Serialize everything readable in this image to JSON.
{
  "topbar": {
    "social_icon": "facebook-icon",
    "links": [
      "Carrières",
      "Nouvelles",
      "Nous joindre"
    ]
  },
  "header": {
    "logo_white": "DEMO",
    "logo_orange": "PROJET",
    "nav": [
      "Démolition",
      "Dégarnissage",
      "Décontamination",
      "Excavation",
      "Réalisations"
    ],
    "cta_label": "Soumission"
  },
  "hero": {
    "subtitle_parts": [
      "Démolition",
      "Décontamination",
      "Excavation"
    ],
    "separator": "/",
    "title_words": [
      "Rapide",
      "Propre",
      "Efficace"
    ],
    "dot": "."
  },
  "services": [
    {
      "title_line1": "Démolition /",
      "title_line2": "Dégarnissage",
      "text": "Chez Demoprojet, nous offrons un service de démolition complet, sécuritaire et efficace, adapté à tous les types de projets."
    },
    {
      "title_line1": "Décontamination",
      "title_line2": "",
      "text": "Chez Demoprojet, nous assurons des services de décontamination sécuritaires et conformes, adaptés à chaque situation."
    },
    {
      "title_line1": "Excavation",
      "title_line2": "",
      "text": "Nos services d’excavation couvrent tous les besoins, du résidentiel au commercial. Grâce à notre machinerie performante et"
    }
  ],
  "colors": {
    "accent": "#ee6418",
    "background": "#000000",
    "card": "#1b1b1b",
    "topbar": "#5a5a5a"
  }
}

__WHAT THE TASK REQUIRES__: Recite the full listing above exactly.

__CORRECT ANSWER__:
Serialize everything readable in this image to JSON.
{
  "topbar": {
    "social_icon": "facebook-icon",
    "links": [
      "Carrières",
      "Nouvelles",
      "Nous joindre"
    ]
  },
  "header": {
    "logo_white": "DEMO",
    "logo_orange": "PROJET",
    "nav": [
      "Démolition",
      "Dégarnissage",
      "Décontamination",
      "Excavation",
      "Réalisations"
    ],
    "cta_label": "Soumission"
  },
  "hero": {
    "subtitle_parts": [
      "Démolition",
      "Décontamination",
      "Excavation"
    ],
    "separator": "/",
    "title_words": [
      "Rapide",
      "Propre",
      "Efficace"
    ],
    "dot": "."
  },
  "services": [
    {
      "title_line1": "Démolition /",
      "title_line2": "Dégarnissage",
      "text": "Chez Demoprojet, nous offrons un service de démolition complet, sécuritaire et efficace, adapté à tous les types de projets."
    },
    {
      "title_line1": "Décontamination",
      "title_line2": "",
      "text": "Chez Demoprojet, nous assurons des services de décontamination sécuritaires et conformes, adaptés à chaque situation."
    },
    {
      "title_line1": "Excavation",
      "title_line2": "",
      "text": "Nos services d’excavation couvrent tous les besoins, du résidentiel au commercial. Grâce à notre machinerie performante et"
    }
  ],
  "colors": {
    "accent": "#ee6418",
    "background": "#000000",
    "card": "#1b1b1b",
    "topbar": "#5a5a5a"
  }
}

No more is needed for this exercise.